• **GOAL**
Show every line of the items below that contains the word "window", reproducing each such line in full.

__________________________________________________

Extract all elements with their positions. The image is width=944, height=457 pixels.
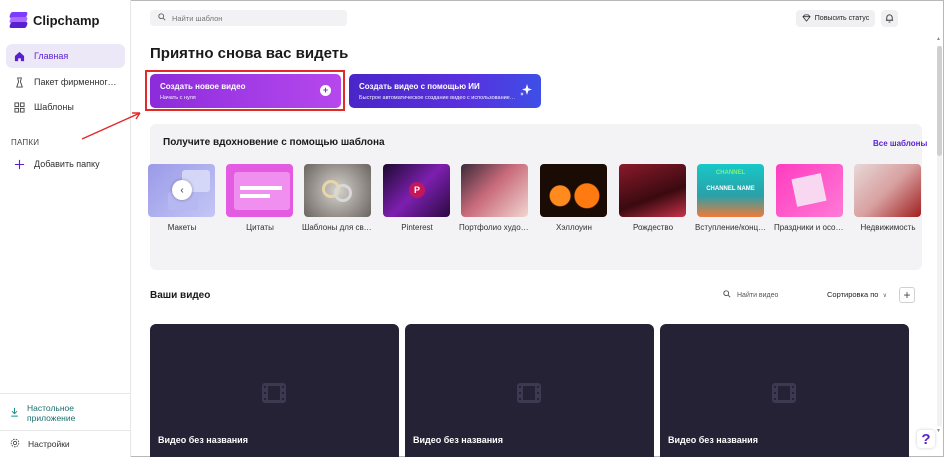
template-thumb-portfolio[interactable] <box>461 164 528 217</box>
help-button[interactable]: ? <box>917 430 935 448</box>
sidebar-item-brand-kit[interactable]: Пакет фирменного стиля <box>6 70 125 94</box>
clipchamp-logo-icon <box>9 12 28 28</box>
sidebar-item-label: Шаблоны <box>34 102 74 112</box>
pinterest-icon: P <box>409 182 425 198</box>
template-label: Хэллоуин <box>556 223 592 232</box>
sort-label: Сортировка по <box>827 290 879 299</box>
brand-kit-icon <box>8 76 30 88</box>
main-scrollbar[interactable]: ▲ ▼ <box>936 36 943 436</box>
add-folder-button[interactable]: Добавить папку <box>6 152 125 176</box>
quote-line <box>240 194 270 198</box>
video-card[interactable]: Видео без названия <box>405 324 654 457</box>
ring-shape <box>334 184 352 202</box>
scroll-thumb[interactable] <box>937 46 942 156</box>
page-title: Приятно снова вас видеть <box>150 45 349 62</box>
template-label: Цитаты <box>246 223 274 232</box>
sidebar: Clipchamp Главная Пакет фирменного стиля… <box>0 0 131 457</box>
video-card[interactable]: Видео без названия <box>150 324 399 457</box>
gift-shape <box>791 173 827 207</box>
gear-icon <box>10 438 20 450</box>
template-label: Pinterest <box>401 223 433 232</box>
sidebar-divider <box>0 393 131 394</box>
video-card[interactable]: Видео без названия <box>660 324 909 457</box>
template-label: Шаблоны для свадьбы <box>302 223 374 232</box>
film-icon <box>262 383 286 403</box>
scroll-down-icon[interactable]: ▼ <box>936 428 941 434</box>
template-label: Недвижимость <box>860 223 916 232</box>
template-label: Рождество <box>632 223 674 232</box>
template-thumb-pinterest[interactable]: P <box>383 164 450 217</box>
settings-link[interactable]: Настройки <box>10 438 70 450</box>
home-icon <box>8 51 30 62</box>
search-icon <box>158 13 166 23</box>
sort-dropdown[interactable]: Сортировка по ∨ <box>827 290 887 299</box>
desktop-app-link[interactable]: Настольное приложение <box>10 403 107 423</box>
template-thumb-real-estate[interactable] <box>854 164 921 217</box>
video-search-input[interactable]: Найти видео <box>723 290 778 300</box>
template-thumb-wedding[interactable] <box>304 164 371 217</box>
template-label: Праздники и особые случаи <box>774 223 846 232</box>
template-thumb-quotes[interactable] <box>226 164 293 217</box>
upgrade-label: Повысить статус <box>814 15 870 22</box>
desktop-app-label: Настольное приложение <box>27 403 76 423</box>
thumb-channel-text: CHANNEL <box>715 170 746 176</box>
sidebar-item-label: Пакет фирменного стиля <box>34 77 120 87</box>
thumb-channel-name-text: CHANNEL NAME <box>706 186 755 192</box>
all-templates-link[interactable]: Все шаблоны <box>873 139 927 148</box>
add-video-button[interactable]: + <box>899 287 915 303</box>
template-label: Портфолио художника <box>459 223 531 232</box>
upgrade-button[interactable]: Повысить статус <box>796 10 875 27</box>
notifications-button[interactable] <box>881 10 898 27</box>
add-folder-label: Добавить папку <box>34 159 100 169</box>
video-title: Видео без названия <box>413 435 503 445</box>
template-thumb-halloween[interactable] <box>540 164 607 217</box>
annotation-arrow-icon <box>81 112 141 140</box>
chevron-down-icon: ∨ <box>882 293 887 299</box>
settings-label: Настройки <box>28 439 70 449</box>
templates-icon <box>8 101 30 113</box>
sidebar-divider <box>0 430 131 431</box>
plus-icon <box>8 159 30 170</box>
template-thumb-holidays[interactable] <box>776 164 843 217</box>
cta-ai-title: Создать видео с помощью ИИ <box>359 82 480 91</box>
film-icon <box>772 383 796 403</box>
quote-card <box>234 172 290 210</box>
app-name: Clipchamp <box>33 12 100 28</box>
annotation-highlight-box <box>145 70 345 111</box>
video-title: Видео без названия <box>158 435 248 445</box>
scroll-up-icon[interactable]: ▲ <box>936 36 941 42</box>
folders-section-title: ПАПКИ <box>11 138 40 147</box>
video-search-placeholder: Найти видео <box>737 291 779 299</box>
template-label: Вступление/концовка <box>695 223 767 232</box>
diamond-icon <box>802 13 811 24</box>
template-thumb-christmas[interactable] <box>619 164 686 217</box>
videos-section-title: Ваши видео <box>150 290 211 301</box>
sidebar-item-home[interactable]: Главная <box>6 44 125 68</box>
sidebar-item-label: Главная <box>34 51 69 61</box>
template-thumb-intro[interactable]: CHANNEL CHANNEL NAME <box>697 164 764 217</box>
download-icon <box>10 407 19 419</box>
video-title: Видео без названия <box>668 435 758 445</box>
quote-line <box>240 186 282 190</box>
carousel-prev-button[interactable]: ‹ <box>172 180 192 200</box>
search-icon <box>723 290 731 300</box>
templates-section-title: Получите вдохновение с помощью шаблона <box>163 137 385 148</box>
sparkle-icon <box>519 83 533 102</box>
film-icon <box>517 383 541 403</box>
app-logo[interactable]: Clipchamp <box>9 12 100 28</box>
plus-icon: + <box>903 288 911 302</box>
template-label: Макеты <box>167 223 197 232</box>
help-label: ? <box>921 430 931 448</box>
template-search-input[interactable]: Найти шаблон <box>150 10 347 26</box>
create-ai-video-button[interactable]: Создать видео с помощью ИИ Быстрое автом… <box>349 74 541 108</box>
bell-icon <box>885 10 894 28</box>
search-placeholder: Найти шаблон <box>172 13 223 23</box>
cta-ai-subtitle: Быстрое автоматическое создание видео с … <box>359 95 519 101</box>
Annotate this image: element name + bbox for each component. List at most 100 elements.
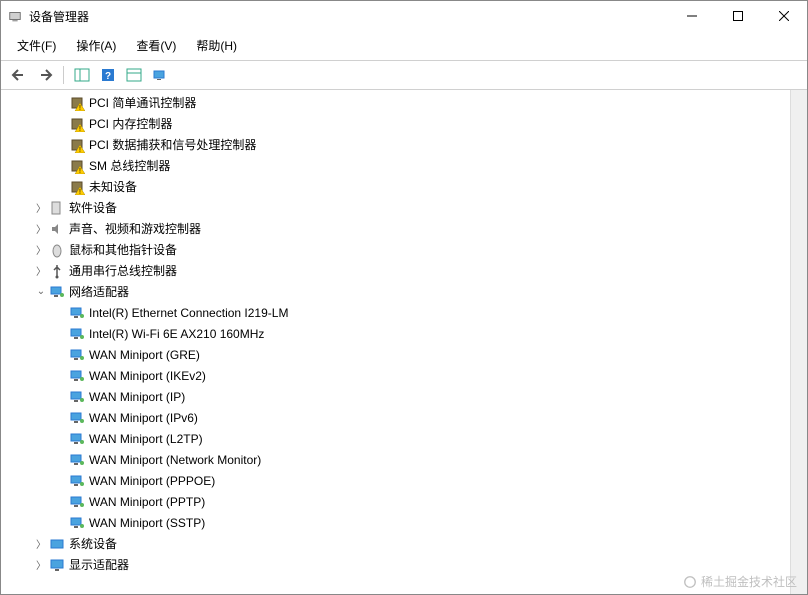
scan-hardware-button[interactable] [148, 64, 172, 86]
tree-item-label: SM 总线控制器 [89, 157, 170, 174]
tree-category[interactable]: 〉 系统设备 [5, 533, 790, 554]
network-adapter-icon [69, 473, 85, 489]
chevron-right-icon[interactable]: 〉 [33, 557, 49, 572]
chip-warning-icon: ! [69, 95, 85, 111]
network-adapter-icon [69, 431, 85, 447]
svg-text:!: ! [79, 147, 81, 153]
menu-view[interactable]: 查看(V) [126, 33, 186, 58]
tree-item-label: WAN Miniport (PPTP) [89, 495, 205, 509]
chevron-right-icon[interactable]: 〉 [33, 536, 49, 551]
tree-category-label: 通用串行总线控制器 [69, 262, 177, 279]
svg-text:!: ! [79, 126, 81, 132]
tree-category-label: 声音、视频和游戏控制器 [69, 220, 201, 237]
tree-category-label: 系统设备 [69, 535, 117, 552]
sound-icon [49, 221, 65, 237]
tree-category[interactable]: 〉 显示适配器 [5, 554, 790, 575]
system-icon [49, 536, 65, 552]
tree-item-warning[interactable]: !未知设备 [5, 176, 790, 197]
network-adapter-icon [69, 389, 85, 405]
show-hide-tree-button[interactable] [70, 64, 94, 86]
tree-item-label: WAN Miniport (L2TP) [89, 432, 203, 446]
toolbar: ? [1, 61, 807, 90]
network-adapter-icon [69, 305, 85, 321]
network-adapter-icon [49, 284, 65, 300]
network-adapter-icon [69, 326, 85, 342]
tree-category[interactable]: 〉 鼠标和其他指针设备 [5, 239, 790, 260]
tree-item-warning[interactable]: ! SM 总线控制器 [5, 155, 790, 176]
window-title: 设备管理器 [29, 8, 669, 25]
usb-icon [49, 263, 65, 279]
tree-item-warning[interactable]: ! PCI 数据捕获和信号处理控制器 [5, 134, 790, 155]
tree-category-network[interactable]: ⌄ 网络适配器 [5, 281, 790, 302]
tree-item-network-adapter[interactable]: WAN Miniport (IPv6) [5, 407, 790, 428]
chevron-right-icon[interactable]: 〉 [33, 242, 49, 257]
tree-item-label: WAN Miniport (Network Monitor) [89, 453, 261, 467]
tree-item-network-adapter[interactable]: WAN Miniport (IKEv2) [5, 365, 790, 386]
tree-category-label: 软件设备 [69, 199, 117, 216]
svg-text:!: ! [79, 168, 81, 174]
properties-button[interactable] [122, 64, 146, 86]
tree-category-label: 显示适配器 [69, 556, 129, 573]
tree-category-label: 鼠标和其他指针设备 [69, 241, 177, 258]
tree-item-label: WAN Miniport (SSTP) [89, 516, 205, 530]
tree-item-network-adapter[interactable]: WAN Miniport (Network Monitor) [5, 449, 790, 470]
network-adapter-icon [69, 452, 85, 468]
tree-item-label: Intel(R) Ethernet Connection I219-LM [89, 306, 288, 320]
window-controls [669, 1, 807, 31]
tree-item-network-adapter[interactable]: WAN Miniport (PPPOE) [5, 470, 790, 491]
tree-item-label: WAN Miniport (IPv6) [89, 411, 198, 425]
tree-item-label: PCI 内存控制器 [89, 115, 172, 132]
tree-category[interactable]: 〉 通用串行总线控制器 [5, 260, 790, 281]
tree-item-network-adapter[interactable]: WAN Miniport (L2TP) [5, 428, 790, 449]
tree-item-label: Intel(R) Wi-Fi 6E AX210 160MHz [89, 327, 264, 341]
menu-action[interactable]: 操作(A) [66, 33, 126, 58]
minimize-button[interactable] [669, 1, 715, 31]
tree-item-label: 未知设备 [89, 178, 137, 195]
tree-item-label: WAN Miniport (IKEv2) [89, 369, 206, 383]
titlebar[interactable]: 设备管理器 [1, 1, 807, 31]
chevron-right-icon[interactable]: 〉 [33, 200, 49, 215]
tree-item-network-adapter[interactable]: WAN Miniport (SSTP) [5, 512, 790, 533]
tree-category[interactable]: 〉 声音、视频和游戏控制器 [5, 218, 790, 239]
device-tree[interactable]: !PCI 简单通讯控制器! PCI 内存控制器! PCI 数据捕获和信号处理控制器!… [1, 90, 790, 594]
tree-item-label: WAN Miniport (PPPOE) [89, 474, 215, 488]
tree-item-network-adapter[interactable]: WAN Miniport (IP) [5, 386, 790, 407]
mouse-icon [49, 242, 65, 258]
software-icon [49, 200, 65, 216]
network-adapter-icon [69, 347, 85, 363]
tree-item-warning[interactable]: !PCI 简单通讯控制器 [5, 92, 790, 113]
chevron-right-icon[interactable]: 〉 [33, 263, 49, 278]
menubar: 文件(F) 操作(A) 查看(V) 帮助(H) [1, 31, 807, 61]
tree-item-network-adapter[interactable]: WAN Miniport (PPTP) [5, 491, 790, 512]
svg-text:?: ? [105, 71, 111, 82]
tree-item-warning[interactable]: ! PCI 内存控制器 [5, 113, 790, 134]
back-button[interactable] [7, 64, 31, 86]
network-adapter-icon [69, 368, 85, 384]
tree-item-network-adapter[interactable]: WAN Miniport (GRE) [5, 344, 790, 365]
forward-button[interactable] [33, 64, 57, 86]
tree-item-network-adapter[interactable]: Intel(R) Wi-Fi 6E AX210 160MHz [5, 323, 790, 344]
chip-warning-icon: ! [69, 179, 85, 195]
tree-category[interactable]: 〉 软件设备 [5, 197, 790, 218]
chevron-down-icon[interactable]: ⌄ [33, 286, 49, 297]
device-manager-window: 设备管理器 文件(F) 操作(A) 查看(V) 帮助(H) [0, 0, 808, 595]
tree-item-label: WAN Miniport (IP) [89, 390, 185, 404]
chip-warning-icon: ! [69, 116, 85, 132]
chip-warning-icon: ! [69, 158, 85, 174]
tree-item-network-adapter[interactable]: Intel(R) Ethernet Connection I219-LM [5, 302, 790, 323]
close-button[interactable] [761, 1, 807, 31]
tree-item-label: PCI 数据捕获和信号处理控制器 [89, 136, 256, 153]
maximize-button[interactable] [715, 1, 761, 31]
menu-help[interactable]: 帮助(H) [186, 33, 247, 58]
menu-file[interactable]: 文件(F) [7, 33, 66, 58]
toolbar-separator [63, 66, 64, 84]
vertical-scrollbar[interactable] [790, 90, 807, 594]
network-adapter-icon [69, 494, 85, 510]
display-icon [49, 557, 65, 573]
help-button[interactable]: ? [96, 64, 120, 86]
tree-item-label: WAN Miniport (GRE) [89, 348, 200, 362]
svg-text:!: ! [79, 105, 81, 111]
tree-category-label: 网络适配器 [69, 283, 129, 300]
chevron-right-icon[interactable]: 〉 [33, 221, 49, 236]
network-adapter-icon [69, 515, 85, 531]
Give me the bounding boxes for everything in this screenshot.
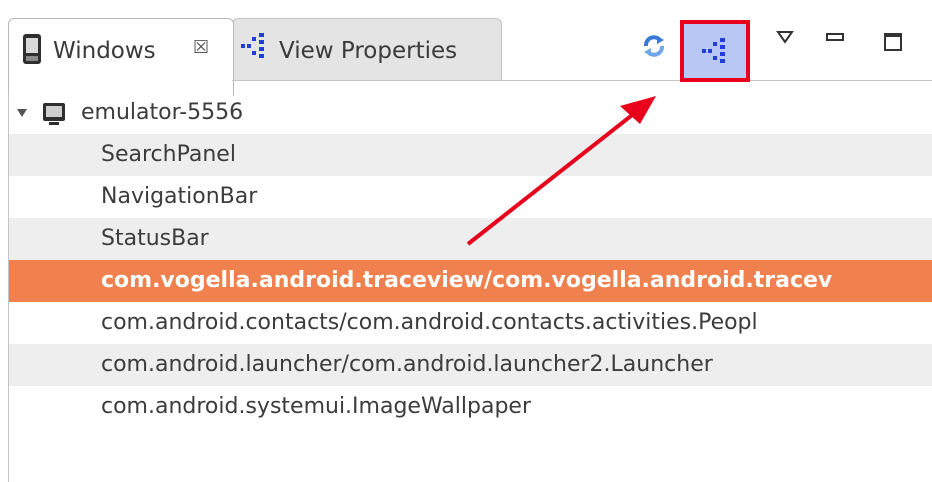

__________________________________________________

• **RESPONSE TO THIS TASK**
window-title: 设备管理器 [29, 8, 669, 25]
window-controls [669, 1, 807, 31]
device-manager-window: 设备管理器 文件(F) 操作(A) 查看(V) 帮助(H) [0, 0, 808, 595]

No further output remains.